PROBLEM DESCRIPTION:
Send back the records in full, character for character.

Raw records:
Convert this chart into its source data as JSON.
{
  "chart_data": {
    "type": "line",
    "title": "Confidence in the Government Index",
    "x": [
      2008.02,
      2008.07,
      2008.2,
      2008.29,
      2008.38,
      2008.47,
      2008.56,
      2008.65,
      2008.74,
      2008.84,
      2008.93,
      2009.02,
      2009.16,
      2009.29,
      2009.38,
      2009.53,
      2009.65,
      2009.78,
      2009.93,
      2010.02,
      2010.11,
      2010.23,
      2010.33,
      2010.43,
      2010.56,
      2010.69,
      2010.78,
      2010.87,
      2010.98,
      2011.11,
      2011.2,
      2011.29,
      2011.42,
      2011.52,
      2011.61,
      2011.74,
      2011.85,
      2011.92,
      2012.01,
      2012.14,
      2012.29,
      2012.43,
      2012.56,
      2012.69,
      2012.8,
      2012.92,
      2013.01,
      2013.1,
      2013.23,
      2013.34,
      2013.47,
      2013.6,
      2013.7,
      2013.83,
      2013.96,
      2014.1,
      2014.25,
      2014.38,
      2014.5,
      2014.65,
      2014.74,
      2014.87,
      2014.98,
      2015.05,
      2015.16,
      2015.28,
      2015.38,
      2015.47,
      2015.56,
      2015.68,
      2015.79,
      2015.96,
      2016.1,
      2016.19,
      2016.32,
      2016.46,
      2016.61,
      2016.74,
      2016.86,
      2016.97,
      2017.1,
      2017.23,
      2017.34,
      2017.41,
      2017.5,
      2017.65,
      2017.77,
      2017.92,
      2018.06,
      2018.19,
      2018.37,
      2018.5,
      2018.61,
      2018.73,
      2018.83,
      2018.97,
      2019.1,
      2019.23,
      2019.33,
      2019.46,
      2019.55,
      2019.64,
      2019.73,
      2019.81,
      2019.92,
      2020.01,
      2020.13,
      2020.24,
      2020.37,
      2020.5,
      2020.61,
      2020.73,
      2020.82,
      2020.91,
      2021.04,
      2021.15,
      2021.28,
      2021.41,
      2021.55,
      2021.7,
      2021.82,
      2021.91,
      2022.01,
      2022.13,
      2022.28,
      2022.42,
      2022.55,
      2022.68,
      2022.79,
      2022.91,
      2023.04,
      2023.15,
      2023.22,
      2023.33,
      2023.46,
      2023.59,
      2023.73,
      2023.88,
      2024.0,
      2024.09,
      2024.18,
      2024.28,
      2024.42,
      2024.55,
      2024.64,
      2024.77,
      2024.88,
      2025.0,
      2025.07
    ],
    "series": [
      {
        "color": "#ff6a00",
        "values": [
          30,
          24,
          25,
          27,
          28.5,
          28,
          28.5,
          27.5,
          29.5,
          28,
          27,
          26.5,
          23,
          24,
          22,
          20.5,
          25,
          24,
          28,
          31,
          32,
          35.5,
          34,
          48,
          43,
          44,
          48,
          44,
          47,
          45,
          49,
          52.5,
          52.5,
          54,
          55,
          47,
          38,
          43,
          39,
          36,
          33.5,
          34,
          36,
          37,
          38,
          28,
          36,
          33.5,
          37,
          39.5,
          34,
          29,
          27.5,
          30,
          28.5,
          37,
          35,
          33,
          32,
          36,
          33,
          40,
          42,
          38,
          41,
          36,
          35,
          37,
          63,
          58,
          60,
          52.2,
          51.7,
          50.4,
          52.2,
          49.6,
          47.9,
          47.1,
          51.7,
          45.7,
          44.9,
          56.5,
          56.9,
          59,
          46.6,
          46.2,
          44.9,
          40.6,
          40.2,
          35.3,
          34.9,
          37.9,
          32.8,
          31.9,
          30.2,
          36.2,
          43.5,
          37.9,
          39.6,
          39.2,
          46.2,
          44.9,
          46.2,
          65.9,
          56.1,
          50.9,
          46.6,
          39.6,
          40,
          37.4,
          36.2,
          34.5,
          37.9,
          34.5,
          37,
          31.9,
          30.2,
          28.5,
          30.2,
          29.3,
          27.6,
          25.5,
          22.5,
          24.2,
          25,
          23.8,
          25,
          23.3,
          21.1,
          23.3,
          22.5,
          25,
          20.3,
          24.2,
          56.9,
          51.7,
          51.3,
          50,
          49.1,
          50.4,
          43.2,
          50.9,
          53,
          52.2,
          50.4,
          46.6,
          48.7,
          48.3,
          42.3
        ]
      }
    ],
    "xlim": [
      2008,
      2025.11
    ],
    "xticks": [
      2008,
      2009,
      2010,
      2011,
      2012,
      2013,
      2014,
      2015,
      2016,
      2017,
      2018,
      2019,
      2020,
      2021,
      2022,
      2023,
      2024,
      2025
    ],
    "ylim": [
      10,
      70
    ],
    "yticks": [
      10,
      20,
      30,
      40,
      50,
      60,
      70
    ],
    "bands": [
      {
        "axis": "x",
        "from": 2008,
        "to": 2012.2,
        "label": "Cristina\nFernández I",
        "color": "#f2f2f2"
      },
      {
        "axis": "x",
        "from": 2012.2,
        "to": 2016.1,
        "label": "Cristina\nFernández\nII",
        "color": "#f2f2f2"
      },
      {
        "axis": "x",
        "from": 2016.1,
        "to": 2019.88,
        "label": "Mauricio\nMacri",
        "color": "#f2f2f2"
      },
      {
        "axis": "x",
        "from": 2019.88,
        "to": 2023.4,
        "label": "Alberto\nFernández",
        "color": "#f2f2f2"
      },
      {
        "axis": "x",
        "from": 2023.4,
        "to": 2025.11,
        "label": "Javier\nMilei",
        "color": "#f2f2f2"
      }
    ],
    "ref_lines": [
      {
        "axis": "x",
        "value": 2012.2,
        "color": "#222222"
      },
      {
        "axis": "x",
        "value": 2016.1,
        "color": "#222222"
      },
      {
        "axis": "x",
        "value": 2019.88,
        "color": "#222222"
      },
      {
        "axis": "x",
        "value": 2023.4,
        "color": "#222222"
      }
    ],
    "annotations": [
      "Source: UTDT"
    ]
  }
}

WRITTEN SOLUTION:
Convert this chart into its source data as JSON.
{
  "chart_data": {
    "type": "line",
    "title": "Confidence in the Government Index",
    "x": [
      2008.02,
      2008.07,
      2008.2,
      2008.29,
      2008.38,
      2008.47,
      2008.56,
      2008.65,
      2008.74,
      2008.84,
      2008.93,
      2009.02,
      2009.16,
      2009.29,
      2009.38,
      2009.53,
      2009.65,
      2009.78,
      2009.93,
      2010.02,
      2010.11,
      2010.23,
      2010.33,
      2010.43,
      2010.56,
      2010.69,
      2010.78,
      2010.87,
      2010.98,
      2011.11,
      2011.2,
      2011.29,
      2011.42,
      2011.52,
      2011.61,
      2011.74,
      2011.85,
      2011.92,
      2012.01,
      2012.14,
      2012.29,
      2012.43,
      2012.56,
      2012.69,
      2012.8,
      2012.92,
      2013.01,
      2013.1,
      2013.23,
      2013.34,
      2013.47,
      2013.6,
      2013.7,
      2013.83,
      2013.96,
      2014.1,
      2014.25,
      2014.38,
      2014.5,
      2014.65,
      2014.74,
      2014.87,
      2014.98,
      2015.05,
      2015.16,
      2015.28,
      2015.38,
      2015.47,
      2015.56,
      2015.68,
      2015.79,
      2015.96,
      2016.1,
      2016.19,
      2016.32,
      2016.46,
      2016.61,
      2016.74,
      2016.86,
      2016.97,
      2017.1,
      2017.23,
      2017.34,
      2017.41,
      2017.5,
      2017.65,
      2017.77,
      2017.92,
      2018.06,
      2018.19,
      2018.37,
      2018.5,
      2018.61,
      2018.73,
      2018.83,
      2018.97,
      2019.1,
      2019.23,
      2019.33,
      2019.46,
      2019.55,
      2019.64,
      2019.73,
      2019.81,
      2019.92,
      2020.01,
      2020.13,
      2020.24,
      2020.37,
      2020.5,
      2020.61,
      2020.73,
      2020.82,
      2020.91,
      2021.04,
      2021.15,
      2021.28,
      2021.41,
      2021.55,
      2021.7,
      2021.82,
      2021.91,
      2022.01,
      2022.13,
      2022.28,
      2022.42,
      2022.55,
      2022.68,
      2022.79,
      2022.91,
      2023.04,
      2023.15,
      2023.22,
      2023.33,
      2023.46,
      2023.59,
      2023.73,
      2023.88,
      2024.0,
      2024.09,
      2024.18,
      2024.28,
      2024.42,
      2024.55,
      2024.64,
      2024.77,
      2024.88,
      2025.0,
      2025.07
    ],
    "series": [
      {
        "color": "#ff6a00",
        "values": [
          30,
          24,
          25,
          27,
          28.5,
          28,
          28.5,
          27.5,
          29.5,
          28,
          27,
          26.5,
          23,
          24,
          22,
          20.5,
          25,
          24,
          28,
          31,
          32,
          35.5,
          34,
          48,
          43,
          44,
          48,
          44,
          47,
          45,
          49,
          52.5,
          52.5,
          54,
          55,
          47,
          38,
          43,
          39,
          36,
          33.5,
          34,
          36,
          37,
          38,
          28,
          36,
          33.5,
          37,
          39.5,
          34,
          29,
          27.5,
          30,
          28.5,
          37,
          35,
          33,
          32,
          36,
          33,
          40,
          42,
          38,
          41,
          36,
          35,
          37,
          63,
          58,
          60,
          52.2,
          51.7,
          50.4,
          52.2,
          49.6,
          47.9,
          47.1,
          51.7,
          45.7,
          44.9,
          56.5,
          56.9,
          59,
          46.6,
          46.2,
          44.9,
          40.6,
          40.2,
          35.3,
          34.9,
          37.9,
          32.8,
          31.9,
          30.2,
          36.2,
          43.5,
          37.9,
          39.6,
          39.2,
          46.2,
          44.9,
          46.2,
          65.9,
          56.1,
          50.9,
          46.6,
          39.6,
          40,
          37.4,
          36.2,
          34.5,
          37.9,
          34.5,
          37,
          31.9,
          30.2,
          28.5,
          30.2,
          29.3,
          27.6,
          25.5,
          22.5,
          24.2,
          25,
          23.8,
          25,
          23.3,
          21.1,
          23.3,
          22.5,
          25,
          20.3,
          24.2,
          56.9,
          51.7,
          51.3,
          50,
          49.1,
          50.4,
          43.2,
          50.9,
          53,
          52.2,
          50.4,
          46.6,
          48.7,
          48.3,
          42.3
        ]
      }
    ],
    "xlim": [
      2008,
      2025.11
    ],
    "xticks": [
      2008,
      2009,
      2010,
      2011,
      2012,
      2013,
      2014,
      2015,
      2016,
      2017,
      2018,
      2019,
      2020,
      2021,
      2022,
      2023,
      2024,
      2025
    ],
    "ylim": [
      10,
      70
    ],
    "yticks": [
      10,
      20,
      30,
      40,
      50,
      60,
      70
    ],
    "bands": [
      {
        "axis": "x",
        "from": 2008,
        "to": 2012.2,
        "label": "Cristina\nFernández I",
        "color": "#f2f2f2"
      },
      {
        "axis": "x",
        "from": 2012.2,
        "to": 2016.1,
        "label": "Cristina\nFernández\nII",
        "color": "#f2f2f2"
      },
      {
        "axis": "x",
        "from": 2016.1,
        "to": 2019.88,
        "label": "Mauricio\nMacri",
        "color": "#f2f2f2"
      },
      {
        "axis": "x",
        "from": 2019.88,
        "to": 2023.4,
        "label": "Alberto\nFernández",
        "color": "#f2f2f2"
      },
      {
        "axis": "x",
        "from": 2023.4,
        "to": 2025.11,
        "label": "Javier\nMilei",
        "color": "#f2f2f2"
      }
    ],
    "ref_lines": [
      {
        "axis": "x",
        "value": 2012.2,
        "color": "#222222"
      },
      {
        "axis": "x",
        "value": 2016.1,
        "color": "#222222"
      },
      {
        "axis": "x",
        "value": 2019.88,
        "color": "#222222"
      },
      {
        "axis": "x",
        "value": 2023.4,
        "color": "#222222"
      }
    ],
    "annotations": [
      "Source: UTDT"
    ]
  }
}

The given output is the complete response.